## Стихотворение
Я еще помню – мерцают с утра мостовые,
Я еще помню акации, лужи и пыль.
Бык помавает тяжелой бугристою выей,
Бочка на бричке да вечно пустая бутыль.
Я еще помню ту лошадь, зеленую фуру, -
Только появится, псы, поджимая хвосты,
Все врассыпную, а рыжий замешкался сдуру,
Не успевает со мною сбежать на пустырь.
Я еще помню тот приторный вкус газировки,
И на губах от шелковицы сладкой следы,
Наши налеты – с налетом индейской сноровки –
На запыленные в двориках старых сады.
Я еще помню: стучит инвалид деревяшкой,
Чистильщик, помню, сидел на углу, у крыльца.
Бывший моряк с ослепительной медною бляшкой,
Бляшку запомнил, за вот не запомнил лица.
Я еще помню: летают гудки заводские,
Копоть садится на выстиранное белье.
Я еще помню веселые толпы людские,
Майский оркестр, потрясающий наше жилье.
Я еще помню таранок веселые связки,
Запах соленый и в окна влетающий мяч,
Помню из тыквы – с горящими свечками – маски,
Переполох и девчонок испуганных плач.
Помню, в калитку стучала цыганка упрямо,
Помню я звон этих бус и монист, и колец.
Помню, отцу улыбается ласково мама,
Помню, как ласково ей улыбался отец.
Я еще помню, но все это перемешалось,
Все это было, и я это помню, и все ж –
Сердце сжимает такая тоскливая жалость,
Все это было, да только уже не вернешь.
Я еще помню, и памяти той не отрину,
Схлынут слова, или негде мне будет их взять…
Только успеть рассказать обо всем этом сыну,
Да не забыть бы, да только б успеть рассказать.

## Задания
1) Выведите из стихотворения фрагмент между словами "Бык помавает тяжелой" и "двориках старых сады.", включая их.
2) Ответьте на вопросы по стихотворению:
(a) Что из облика бывшего моряка запомнилось, а что нет?
(b) Из чего были сделаны маски с горящими свечками?
(c) Кому нужно успеть рассказать обо всем этом?
3) Почему, согласно стихотворению, рыжий не успевает сбежать на пустырь? Ответьте в одном–трех предложениях.

## Записи

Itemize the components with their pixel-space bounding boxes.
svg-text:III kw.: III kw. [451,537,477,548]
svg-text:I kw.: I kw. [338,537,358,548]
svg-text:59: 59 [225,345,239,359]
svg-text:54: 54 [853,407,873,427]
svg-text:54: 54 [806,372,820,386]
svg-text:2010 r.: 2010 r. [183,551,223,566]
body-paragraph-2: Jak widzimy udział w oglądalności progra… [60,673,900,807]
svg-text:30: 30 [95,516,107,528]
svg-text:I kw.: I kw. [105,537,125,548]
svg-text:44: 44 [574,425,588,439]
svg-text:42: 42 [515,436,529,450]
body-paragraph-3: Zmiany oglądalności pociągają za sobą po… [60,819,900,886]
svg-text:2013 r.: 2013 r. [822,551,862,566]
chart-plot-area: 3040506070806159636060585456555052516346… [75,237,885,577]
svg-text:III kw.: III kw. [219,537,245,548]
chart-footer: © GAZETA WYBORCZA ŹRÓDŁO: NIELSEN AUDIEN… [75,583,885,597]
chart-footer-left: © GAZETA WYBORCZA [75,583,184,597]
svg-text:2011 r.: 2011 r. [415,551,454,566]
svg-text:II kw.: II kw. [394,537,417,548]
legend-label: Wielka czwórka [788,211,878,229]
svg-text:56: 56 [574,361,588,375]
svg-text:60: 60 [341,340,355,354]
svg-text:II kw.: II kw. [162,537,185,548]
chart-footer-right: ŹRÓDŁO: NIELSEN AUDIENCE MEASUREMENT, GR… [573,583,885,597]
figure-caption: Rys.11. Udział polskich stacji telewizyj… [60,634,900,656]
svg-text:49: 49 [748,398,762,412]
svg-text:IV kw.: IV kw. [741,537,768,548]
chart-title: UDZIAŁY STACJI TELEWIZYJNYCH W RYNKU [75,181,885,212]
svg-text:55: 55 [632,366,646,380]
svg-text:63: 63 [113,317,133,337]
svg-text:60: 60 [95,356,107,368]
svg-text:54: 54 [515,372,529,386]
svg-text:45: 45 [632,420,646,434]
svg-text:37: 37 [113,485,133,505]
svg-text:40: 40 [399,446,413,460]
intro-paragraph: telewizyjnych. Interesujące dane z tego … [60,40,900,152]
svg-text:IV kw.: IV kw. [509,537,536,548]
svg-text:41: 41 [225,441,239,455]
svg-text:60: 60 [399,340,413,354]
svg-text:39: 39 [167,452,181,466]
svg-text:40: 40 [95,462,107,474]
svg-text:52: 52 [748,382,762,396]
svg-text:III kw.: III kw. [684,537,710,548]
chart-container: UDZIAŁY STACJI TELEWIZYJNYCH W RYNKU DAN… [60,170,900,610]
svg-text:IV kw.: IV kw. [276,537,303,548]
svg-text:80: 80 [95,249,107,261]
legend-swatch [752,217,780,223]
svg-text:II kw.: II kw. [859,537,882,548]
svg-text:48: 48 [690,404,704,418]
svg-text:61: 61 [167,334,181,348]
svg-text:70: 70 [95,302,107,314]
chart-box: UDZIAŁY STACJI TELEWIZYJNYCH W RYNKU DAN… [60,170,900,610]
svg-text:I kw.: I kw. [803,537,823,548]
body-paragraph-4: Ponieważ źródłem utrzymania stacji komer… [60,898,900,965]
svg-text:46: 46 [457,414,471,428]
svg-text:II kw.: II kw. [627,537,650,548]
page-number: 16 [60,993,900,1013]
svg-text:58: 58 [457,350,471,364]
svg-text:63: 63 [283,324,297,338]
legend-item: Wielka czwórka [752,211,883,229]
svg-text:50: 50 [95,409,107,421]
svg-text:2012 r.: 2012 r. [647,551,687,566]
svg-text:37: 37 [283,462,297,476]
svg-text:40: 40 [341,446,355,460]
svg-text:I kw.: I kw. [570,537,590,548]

## Ответы к заданиям
1)
Бык помавает тяжелой бугристою выей,
Бочка на бричке да вечно пустая бутыль.
Я еще помню ту лошадь, зеленую фуру, -
Только появится, псы, поджимая хвосты,
Все врассыпную, а рыжий замешкался сдуру,
Не успевает со мною сбежать на пустырь.
Я еще помню тот приторный вкус газировки,
И на губах от шелковицы сладкой следы,
Наши налеты – с налетом индейской сноровки –
На запыленные в двориках старых сады.

2)
(a) Запомнилась ослепительная медная бляшка, а лицо не запомнилось.
(b) Из тыквы.
(c) Сыну.

3) Когда появляется лошадь с зеленой фурой, все псы разбегаются врассыпную. Рыжий же замешкался сдуру и поэтому не успевает сбежать на пустырь.